▶ _THE EXERCISE_: Would you retype all of these records exactly?

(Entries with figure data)
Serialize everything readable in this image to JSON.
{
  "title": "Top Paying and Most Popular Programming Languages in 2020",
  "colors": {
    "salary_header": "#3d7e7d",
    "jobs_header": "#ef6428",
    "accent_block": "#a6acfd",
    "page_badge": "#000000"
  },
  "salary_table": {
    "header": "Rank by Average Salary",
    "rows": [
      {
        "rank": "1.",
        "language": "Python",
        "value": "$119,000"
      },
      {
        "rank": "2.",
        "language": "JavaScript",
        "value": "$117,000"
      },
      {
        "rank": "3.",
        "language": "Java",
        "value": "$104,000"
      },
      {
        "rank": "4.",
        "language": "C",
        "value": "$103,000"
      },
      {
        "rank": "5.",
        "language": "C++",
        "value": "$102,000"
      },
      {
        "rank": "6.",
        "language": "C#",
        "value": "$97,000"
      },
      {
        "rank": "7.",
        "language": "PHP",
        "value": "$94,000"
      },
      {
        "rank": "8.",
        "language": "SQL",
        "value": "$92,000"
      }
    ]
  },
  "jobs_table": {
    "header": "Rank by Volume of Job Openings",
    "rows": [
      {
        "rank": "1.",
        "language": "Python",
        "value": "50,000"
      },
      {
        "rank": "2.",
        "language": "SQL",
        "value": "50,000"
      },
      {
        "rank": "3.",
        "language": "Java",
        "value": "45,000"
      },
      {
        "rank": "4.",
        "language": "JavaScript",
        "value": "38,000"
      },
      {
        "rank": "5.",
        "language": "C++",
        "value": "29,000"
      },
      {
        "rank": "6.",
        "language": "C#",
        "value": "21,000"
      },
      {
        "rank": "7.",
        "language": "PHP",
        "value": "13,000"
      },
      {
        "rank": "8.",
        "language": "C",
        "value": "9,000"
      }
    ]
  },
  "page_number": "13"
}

▶ _RESULT FOR THIS EXERCISE_:
Serialize everything readable in this image to JSON.
{
  "title": "Top Paying and Most Popular Programming Languages in 2020",
  "colors": {
    "salary_header": "#3d7e7d",
    "jobs_header": "#ef6428",
    "accent_block": "#a6acfd",
    "page_badge": "#000000"
  },
  "salary_table": {
    "header": "Rank by Average Salary",
    "rows": [
      {
        "rank": "1.",
        "language": "Python",
        "value": "$119,000"
      },
      {
        "rank": "2.",
        "language": "JavaScript",
        "value": "$117,000"
      },
      {
        "rank": "3.",
        "language": "Java",
        "value": "$104,000"
      },
      {
        "rank": "4.",
        "language": "C",
        "value": "$103,000"
      },
      {
        "rank": "5.",
        "language": "C++",
        "value": "$102,000"
      },
      {
        "rank": "6.",
        "language": "C#",
        "value": "$97,000"
      },
      {
        "rank": "7.",
        "language": "PHP",
        "value": "$94,000"
      },
      {
        "rank": "8.",
        "language": "SQL",
        "value": "$92,000"
      }
    ]
  },
  "jobs_table": {
    "header": "Rank by Volume of Job Openings",
    "rows": [
      {
        "rank": "1.",
        "language": "Python",
        "value": "50,000"
      },
      {
        "rank": "2.",
        "language": "SQL",
        "value": "50,000"
      },
      {
        "rank": "3.",
        "language": "Java",
        "value": "45,000"
      },
      {
        "rank": "4.",
        "language": "JavaScript",
        "value": "38,000"
      },
      {
        "rank": "5.",
        "language": "C++",
        "value": "29,000"
      },
      {
        "rank": "6.",
        "language": "C#",
        "value": "21,000"
      },
      {
        "rank": "7.",
        "language": "PHP",
        "value": "13,000"
      },
      {
        "rank": "8.",
        "language": "C",
        "value": "9,000"
      }
    ]
  },
  "page_number": "13"
}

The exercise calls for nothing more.